SUPPLIED PASSAGE >>
===============

David Cesarani, ed. Port Jews: Jewish Communities in Cosmopolitan Maritime Trading Centres, 1550-1950. London and Portland: Frank Cass Publishers, 2002. vii + 208 pp. $55.95 (paper), ISBN 978-0-7146-8286-0; $180.00 (cloth), ISBN 978-0-7146-5349-5.
Reviewed by David Graizbord (Committee on Judaic Studies, University of Arizona)
Published on H-Atlantic (May, 2005)
Reframing Jewish History
Historians of modern Jews have devoted considerable attention to Jews' "modernization," often viewing that phenomenon through the lens of Jews' encounter with the European Enlightenment and with the prospects and subsequent dilemmas of political emancipation. Scholars have frequently presented two Ashkenazic figures or "types" from middle Europe as emblematic of the decline of Jewish tradition and as agents of cultural change that contributed to the collapse of the ghetto in modern times. The first figure is the cosmopolitan "court Jew"--in most cases, a financier. He is typically portrayed as a precursor of Jewish modernity for his integration with and participation in the (proto-)capitalist economy and court society of absolutist, central European states. The second type is the eloquent maskil, meaning a proponent of Haskalah, the native Jewish ideology of "enlightened" modernization. His pursuit of secular scholarship and his rationalistic critiques of rabbinic tradition, the story goes, provided key elements of the durable intellectual basis for the secularization of Jewish society and culture. The essays in this collection are largely devoted to examining a typological alternative to these overrated figures--the "port Jew." By extension, the volume participates in the long-term effort, begun in such works as Todd Endelman's The Jews of Georgian England (1979), to correct a tendency in the historiography to see Jewish history since the late-eighteenth century largely as the outcome of a process of self-conscious westernization as represented by the lives of highly atypical, Germanized Jewish intellectuals.
All but one of the essays in the volume are historical case studies. They primarily test, not cultural evolution in port cities--as suggested by the urban-geographic analysis of Brian Hoyle's opening essay--but the utility of the construct of the "port Jew." This designation identifies a social type first discussed in separate works by two of the contributors, Lois Dubin and David Sorkin.
For Dubin, "port Jews" were (and are) not simply Jews who lived in port cities. Rather, they were Jewish merchants "valued for their engagement in the international maritime trade upon which such cities thrived" (p. 47), men whose path toward integration with their host societies was therefore unique. Here, Dubin reprises her thesis about modern Trieste that "the kind of interaction that occurs in the port ... leads to significant [Jewish] acculturation ... and contributes to a non-denominational morality shared by productive, useful merchants" (p. 51). Dubin further proposes that the "port Jew" be extended to describe "port Jewry"--a particular type of Jewish community existing at the historical nexus between maritime commerce, utility, and culture. Finally, she argues that the two concepts, "port Jew" and "port Jewry," may serve as useful tools in the comparative study of Jewish societies, individuals, and their surrounding non-Jewish societies across time and space. By contrast, Sorkin regards "port Jew" as a concept applicable only to a historically unique cohort of Sephardi and Italian-Jewish merchants who participated in the Mediterranean and transatlantic economy of the seventeenth and eighteenth centuries. The socio-cultural profile of these men, as Sorkin and others have contended, was marked by religious adaptability and a reluctant cosmopolitanism that was alien to both traditional and "enlightened" Jewish identities. Sorkin is especially wary of disassociating the concept of "port Jews" from the historical problems of modernization that he originally intended the concept to illuminate, including the distinctive process(es) of Jewish emancipation. His article for the collection is partly an attempt to refine an understanding of Jewish emancipation (as distinct from its historical consequences) by constructing a brief typology of the phenomenon. In so doing, Sorkin attempts to clarify what he sees as the historical place of "port Jews" in specific, local forms and instances of that phenomenon. Against Dubin's expansive view, he proposes that the distinction between Jews who live(d) in port cities and "port Jews," should be maintained. This, he contends, would prevent the dilution of the concept, "while identifying the phenomenon of Jews in port cities as a virtually unlimited subject with neither fixed geographical nor chronological boundaries" (p. 31).

===============

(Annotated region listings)
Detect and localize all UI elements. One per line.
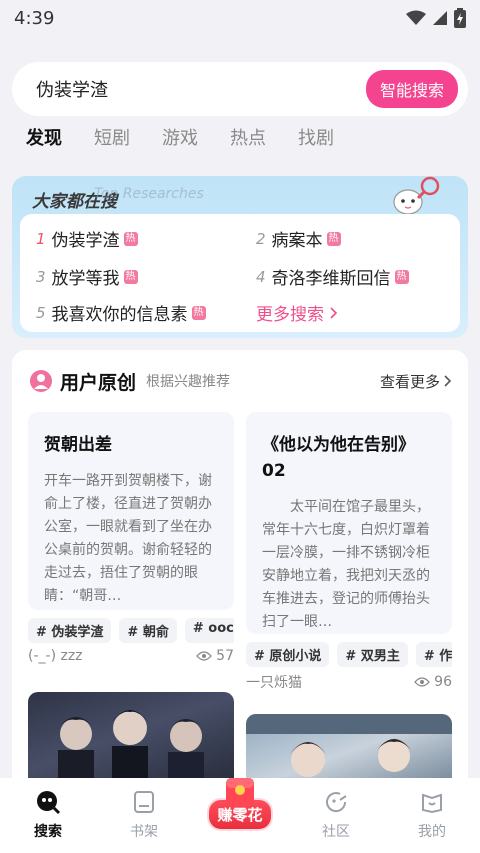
story-cover-image[interactable] [28,692,234,790]
hot-rank: 3 [36,267,46,286]
tab-trending[interactable]: 热点 [230,124,266,154]
tab-games[interactable]: 游戏 [162,124,198,154]
hot-item[interactable]: 3 放学等我 热 [36,264,138,289]
story-excerpt: 开车一路开到贺朝楼下，谢俞上了楼，径直进了贺朝办公室，一眼就看到了坐在办公桌前的… [44,473,212,604]
hot-item-text: 放学等我 [51,269,120,289]
nav-label: 社区 [322,824,350,840]
view-count: 96 [434,674,452,690]
community-icon [323,789,349,815]
bookshelf-icon [131,789,157,815]
view-more-label: 查看更多 [379,372,440,391]
hot-badge: 热 [394,269,409,284]
story-card[interactable]: 贺朝出差 开车一路开到贺朝楼下，谢俞上了楼，径直进了贺朝办公室，一眼就看到了坐在… [28,412,234,610]
hot-item[interactable]: 4 奇洛李维斯回信 热 [256,264,409,289]
hot-badge: 热 [123,231,138,246]
search-input[interactable]: 伪装学渣 智能搜索 [12,62,468,116]
story-card[interactable]: 《他以为他在告别》02 太平间在馆子最里头，常年十六七度，白炽灯罩着一层冷膜，一… [246,412,452,634]
status-icons [406,8,466,28]
tab-find-drama[interactable]: 找剧 [298,124,334,154]
view-more-button[interactable]: 查看更多 [380,371,452,392]
user-original-icon [30,370,52,392]
story-author: 一只烁猫 [246,675,302,691]
nav-label: 书架 [130,824,158,840]
status-bar: 4:39 [0,0,480,36]
hot-item-text: 伪装学渣 [51,231,120,251]
story-meta: 一只烁猫 96 [246,672,452,692]
status-time: 4:39 [14,7,55,29]
nav-community[interactable]: 社区 [288,778,384,853]
category-tabs: 发现 短剧 游戏 热点 找剧 [26,124,334,154]
story-tag[interactable]: # 朝俞 [119,618,177,643]
hot-rank: 1 [36,229,46,248]
story-tags: # 原创小说 # 双男主 # 作 [246,642,452,667]
hot-item-text: 病案本 [271,231,323,251]
nav-search[interactable]: 搜索 [0,778,96,853]
battery-icon [454,8,466,28]
hot-item-text: 我喜欢你的信息素 [51,305,188,325]
story-title: 《他以为他在告别》02 [262,435,415,481]
story-tag[interactable]: # 双男主 [337,642,408,667]
story-tag[interactable]: # 作 [415,642,452,667]
eye-icon [196,651,213,661]
smart-search-button[interactable]: 智能搜索 [365,70,458,108]
story-tag[interactable]: # 原创小说 [246,642,330,667]
chevron-right-icon [444,375,452,387]
hot-badge: 热 [123,269,138,284]
search-query: 伪装学渣 [36,80,108,101]
ugc-title: 用户原创 [60,371,137,394]
signal-icon [433,11,447,25]
story-title: 贺朝出差 [44,435,112,455]
story-excerpt: 太平间在馆子最里头，常年十六七度，白炽灯罩着一层冷膜，一排不锈钢冷柜安静地立着，… [262,499,430,630]
tab-discover[interactable]: 发现 [26,124,62,154]
hot-header: 大家都在搜 Top Researches [32,184,204,214]
hot-searches-card: 大家都在搜 Top Researches 1 伪装学渣 热 2 病案本 热 3 … [12,176,468,338]
view-count: 57 [216,648,234,664]
hot-rank: 4 [256,267,266,286]
search-icon [35,789,61,815]
story-views: 57 [196,648,234,664]
tab-short-drama[interactable]: 短剧 [94,124,130,154]
eye-icon [414,677,431,687]
wifi-icon [406,10,426,25]
story-tags: # 伪装学渣 # 朝俞 # ooc [28,618,234,643]
bottom-nav: 搜索 书架 赚零花 社区 我的 [0,778,480,853]
ugc-header: 用户原创 根据兴趣推荐 查看更多 [30,366,452,396]
red-packet-icon [226,778,254,804]
nav-earn[interactable]: 赚零花 [192,778,288,853]
hot-item[interactable]: 5 我喜欢你的信息素 热 [36,300,206,325]
more-search-link[interactable]: 更多搜索 [256,300,338,325]
profile-icon [419,789,445,815]
hot-badge: 热 [191,305,206,320]
story-tag[interactable]: # 伪装学渣 [28,618,112,643]
nav-bookshelf[interactable]: 书架 [96,778,192,853]
hot-watermark: Top Researches [94,186,204,202]
story-tag[interactable]: # ooc [184,618,234,643]
hot-item[interactable]: 2 病案本 热 [256,226,341,251]
nav-profile[interactable]: 我的 [384,778,480,853]
chevron-right-icon [330,306,338,319]
hot-item-text: 奇洛李维斯回信 [271,269,391,289]
user-original-section: 用户原创 根据兴趣推荐 查看更多 贺朝出差 开车一路开到贺朝楼下，谢俞上了楼，径… [12,350,468,790]
story-author: (-_-) zzz [28,648,83,664]
story-meta: (-_-) zzz 57 [28,648,234,664]
story-views: 96 [414,674,452,690]
nav-label: 我的 [418,824,446,840]
hot-item[interactable]: 1 伪装学渣 热 [36,226,138,251]
hot-list: 1 伪装学渣 热 2 病案本 热 3 放学等我 热 4 奇洛李维斯回信 热 5 … [20,214,460,332]
more-search-label: 更多搜索 [256,305,324,325]
hot-rank: 2 [256,229,266,248]
ugc-subtitle: 根据兴趣推荐 [146,374,231,390]
hot-badge: 热 [326,231,341,246]
nav-label: 搜索 [34,824,62,840]
earn-badge: 赚零花 [205,772,275,836]
hot-rank: 5 [36,303,46,322]
mascot-illustration [393,176,440,215]
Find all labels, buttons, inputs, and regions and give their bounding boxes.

===============

Can you duplicate the book review word for word, starting with "All but one" and going on through "and David Sorkin."?

THE SOLUTION >>
All but one of the essays in the volume are historical case studies. They primarily test, not cultural evolution in port cities--as suggested by the urban-geographic analysis of Brian Hoyle's opening essay--but the utility of the construct of the "port Jew." This designation identifies a social type first discussed in separate works by two of the contributors, Lois Dubin and David Sorkin.